**WHAT TO PRODUCE**
In the listing below, find every line with the string "законов" and pull it out.

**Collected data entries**
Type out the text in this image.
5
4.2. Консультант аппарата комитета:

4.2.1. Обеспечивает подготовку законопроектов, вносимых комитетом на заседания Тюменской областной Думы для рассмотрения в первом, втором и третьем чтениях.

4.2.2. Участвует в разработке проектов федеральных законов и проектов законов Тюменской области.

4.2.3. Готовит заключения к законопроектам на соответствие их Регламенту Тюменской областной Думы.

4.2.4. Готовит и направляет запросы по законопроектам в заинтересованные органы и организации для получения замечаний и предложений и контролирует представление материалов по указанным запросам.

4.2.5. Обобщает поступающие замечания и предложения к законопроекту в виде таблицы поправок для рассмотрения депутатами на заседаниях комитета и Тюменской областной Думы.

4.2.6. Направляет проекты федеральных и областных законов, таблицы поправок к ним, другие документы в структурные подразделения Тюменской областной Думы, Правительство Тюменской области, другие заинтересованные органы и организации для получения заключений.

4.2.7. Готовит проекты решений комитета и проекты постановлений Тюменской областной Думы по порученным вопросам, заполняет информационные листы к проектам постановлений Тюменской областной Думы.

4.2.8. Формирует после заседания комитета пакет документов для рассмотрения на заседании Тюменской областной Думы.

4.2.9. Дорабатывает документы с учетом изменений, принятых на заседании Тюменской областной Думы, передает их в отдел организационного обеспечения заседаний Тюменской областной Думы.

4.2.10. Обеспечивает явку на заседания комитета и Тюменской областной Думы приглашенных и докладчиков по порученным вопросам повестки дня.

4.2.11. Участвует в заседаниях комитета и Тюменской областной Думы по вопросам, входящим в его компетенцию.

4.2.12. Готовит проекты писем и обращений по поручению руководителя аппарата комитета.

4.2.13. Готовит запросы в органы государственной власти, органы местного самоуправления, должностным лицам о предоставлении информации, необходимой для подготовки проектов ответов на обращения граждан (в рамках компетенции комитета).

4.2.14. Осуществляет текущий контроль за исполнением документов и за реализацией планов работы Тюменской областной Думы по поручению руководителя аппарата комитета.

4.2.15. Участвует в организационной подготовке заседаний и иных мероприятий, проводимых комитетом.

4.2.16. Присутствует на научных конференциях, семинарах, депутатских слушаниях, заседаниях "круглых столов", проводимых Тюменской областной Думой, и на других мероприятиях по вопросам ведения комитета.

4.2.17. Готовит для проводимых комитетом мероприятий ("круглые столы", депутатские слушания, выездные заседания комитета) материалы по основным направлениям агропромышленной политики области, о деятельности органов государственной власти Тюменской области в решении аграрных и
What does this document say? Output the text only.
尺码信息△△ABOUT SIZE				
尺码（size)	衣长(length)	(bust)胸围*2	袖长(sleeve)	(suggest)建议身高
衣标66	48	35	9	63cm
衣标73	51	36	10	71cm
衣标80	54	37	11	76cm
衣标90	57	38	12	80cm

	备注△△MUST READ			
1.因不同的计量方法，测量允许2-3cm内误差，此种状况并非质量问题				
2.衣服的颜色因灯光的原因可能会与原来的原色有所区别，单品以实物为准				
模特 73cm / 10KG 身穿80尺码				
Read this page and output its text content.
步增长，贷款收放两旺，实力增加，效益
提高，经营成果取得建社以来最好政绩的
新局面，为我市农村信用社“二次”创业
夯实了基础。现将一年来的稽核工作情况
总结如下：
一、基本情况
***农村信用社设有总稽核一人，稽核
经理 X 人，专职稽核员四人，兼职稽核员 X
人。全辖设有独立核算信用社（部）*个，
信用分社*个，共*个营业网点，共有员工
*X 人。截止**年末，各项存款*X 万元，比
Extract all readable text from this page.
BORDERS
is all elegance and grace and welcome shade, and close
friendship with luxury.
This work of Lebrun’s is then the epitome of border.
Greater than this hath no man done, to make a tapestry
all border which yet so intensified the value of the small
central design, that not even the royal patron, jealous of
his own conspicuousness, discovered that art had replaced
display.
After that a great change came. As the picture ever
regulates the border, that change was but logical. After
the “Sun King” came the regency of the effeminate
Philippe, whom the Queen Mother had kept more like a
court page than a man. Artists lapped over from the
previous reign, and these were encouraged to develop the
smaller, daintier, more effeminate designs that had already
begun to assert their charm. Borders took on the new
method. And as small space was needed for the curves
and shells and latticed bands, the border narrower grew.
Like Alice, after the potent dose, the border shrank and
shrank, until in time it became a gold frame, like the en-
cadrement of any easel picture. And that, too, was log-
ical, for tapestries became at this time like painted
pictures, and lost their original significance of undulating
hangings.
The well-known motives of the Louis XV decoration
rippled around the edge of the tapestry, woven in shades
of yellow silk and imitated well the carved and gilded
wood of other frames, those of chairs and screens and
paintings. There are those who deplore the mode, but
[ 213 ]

**FINAL RESULT**
4.2.2. Участвует в разработке проектов федеральных законов и проектов законов Тюменской области.
4.2.6. Направляет проекты федеральных и областных законов, таблицы поправок к ним, другие документы в структурные подразделения Тюменской областной Думы, Правительство Тюменской области, другие заинтересованные органы и организации для получения заключений.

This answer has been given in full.